(Stored records)
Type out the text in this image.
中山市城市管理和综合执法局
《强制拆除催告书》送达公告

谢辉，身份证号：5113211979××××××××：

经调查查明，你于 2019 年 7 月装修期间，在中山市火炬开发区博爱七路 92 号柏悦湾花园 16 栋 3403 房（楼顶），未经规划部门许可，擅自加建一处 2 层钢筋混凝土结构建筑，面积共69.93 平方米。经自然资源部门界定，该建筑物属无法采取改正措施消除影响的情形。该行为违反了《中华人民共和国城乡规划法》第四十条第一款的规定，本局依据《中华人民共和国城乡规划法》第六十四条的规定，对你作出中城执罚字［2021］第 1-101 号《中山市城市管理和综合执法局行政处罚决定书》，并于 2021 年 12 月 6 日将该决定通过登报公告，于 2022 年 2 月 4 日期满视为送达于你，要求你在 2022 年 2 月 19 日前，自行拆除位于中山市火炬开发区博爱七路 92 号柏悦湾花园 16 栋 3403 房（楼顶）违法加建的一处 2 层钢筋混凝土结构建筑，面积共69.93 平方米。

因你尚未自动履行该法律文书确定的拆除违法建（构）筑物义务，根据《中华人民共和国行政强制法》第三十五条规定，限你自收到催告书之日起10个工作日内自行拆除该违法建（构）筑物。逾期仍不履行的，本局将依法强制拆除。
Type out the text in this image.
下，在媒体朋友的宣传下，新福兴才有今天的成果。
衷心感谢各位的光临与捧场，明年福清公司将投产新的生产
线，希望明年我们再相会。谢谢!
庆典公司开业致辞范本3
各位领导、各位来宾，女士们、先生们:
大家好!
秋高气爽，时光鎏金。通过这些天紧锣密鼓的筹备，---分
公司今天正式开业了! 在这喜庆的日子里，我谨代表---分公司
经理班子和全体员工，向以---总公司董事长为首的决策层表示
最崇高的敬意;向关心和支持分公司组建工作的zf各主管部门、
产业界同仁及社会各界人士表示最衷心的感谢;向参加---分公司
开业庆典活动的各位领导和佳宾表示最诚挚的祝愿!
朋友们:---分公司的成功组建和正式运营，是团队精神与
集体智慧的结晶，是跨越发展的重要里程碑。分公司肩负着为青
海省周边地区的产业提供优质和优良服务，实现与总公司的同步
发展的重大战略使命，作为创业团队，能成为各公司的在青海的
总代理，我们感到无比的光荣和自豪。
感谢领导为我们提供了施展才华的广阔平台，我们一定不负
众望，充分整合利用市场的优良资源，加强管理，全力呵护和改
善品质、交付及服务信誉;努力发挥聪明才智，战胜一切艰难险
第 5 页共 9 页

## Task directions
Every line of the records above needs to be given again exactly.

## Solved problem
Type out the text in this image.
中山市城市管理和综合执法局
《强制拆除催告书》送达公告

谢辉，身份证号：5113211979××××××××：

经调查查明，你于 2019 年 7 月装修期间，在中山市火炬开发区博爱七路 92 号柏悦湾花园 16 栋 3403 房（楼顶），未经规划部门许可，擅自加建一处 2 层钢筋混凝土结构建筑，面积共69.93 平方米。经自然资源部门界定，该建筑物属无法采取改正措施消除影响的情形。该行为违反了《中华人民共和国城乡规划法》第四十条第一款的规定，本局依据《中华人民共和国城乡规划法》第六十四条的规定，对你作出中城执罚字［2021］第 1-101 号《中山市城市管理和综合执法局行政处罚决定书》，并于 2021 年 12 月 6 日将该决定通过登报公告，于 2022 年 2 月 4 日期满视为送达于你，要求你在 2022 年 2 月 19 日前，自行拆除位于中山市火炬开发区博爱七路 92 号柏悦湾花园 16 栋 3403 房（楼顶）违法加建的一处 2 层钢筋混凝土结构建筑，面积共69.93 平方米。

因你尚未自动履行该法律文书确定的拆除违法建（构）筑物义务，根据《中华人民共和国行政强制法》第三十五条规定，限你自收到催告书之日起10个工作日内自行拆除该违法建（构）筑物。逾期仍不履行的，本局将依法强制拆除。
Type out the text in this image.
下，在媒体朋友的宣传下，新福兴才有今天的成果。
衷心感谢各位的光临与捧场，明年福清公司将投产新的生产
线，希望明年我们再相会。谢谢!
庆典公司开业致辞范本3
各位领导、各位来宾，女士们、先生们:
大家好!
秋高气爽，时光鎏金。通过这些天紧锣密鼓的筹备，---分
公司今天正式开业了! 在这喜庆的日子里，我谨代表---分公司
经理班子和全体员工，向以---总公司董事长为首的决策层表示
最崇高的敬意;向关心和支持分公司组建工作的zf各主管部门、
产业界同仁及社会各界人士表示最衷心的感谢;向参加---分公司
开业庆典活动的各位领导和佳宾表示最诚挚的祝愿!
朋友们:---分公司的成功组建和正式运营，是团队精神与
集体智慧的结晶，是跨越发展的重要里程碑。分公司肩负着为青
海省周边地区的产业提供优质和优良服务，实现与总公司的同步
发展的重大战略使命，作为创业团队，能成为各公司的在青海的
总代理，我们感到无比的光荣和自豪。
感谢领导为我们提供了施展才华的广阔平台，我们一定不负
众望，充分整合利用市场的优良资源，加强管理，全力呵护和改
善品质、交付及服务信誉;努力发挥聪明才智，战胜一切艰难险
第 5 页共 9 页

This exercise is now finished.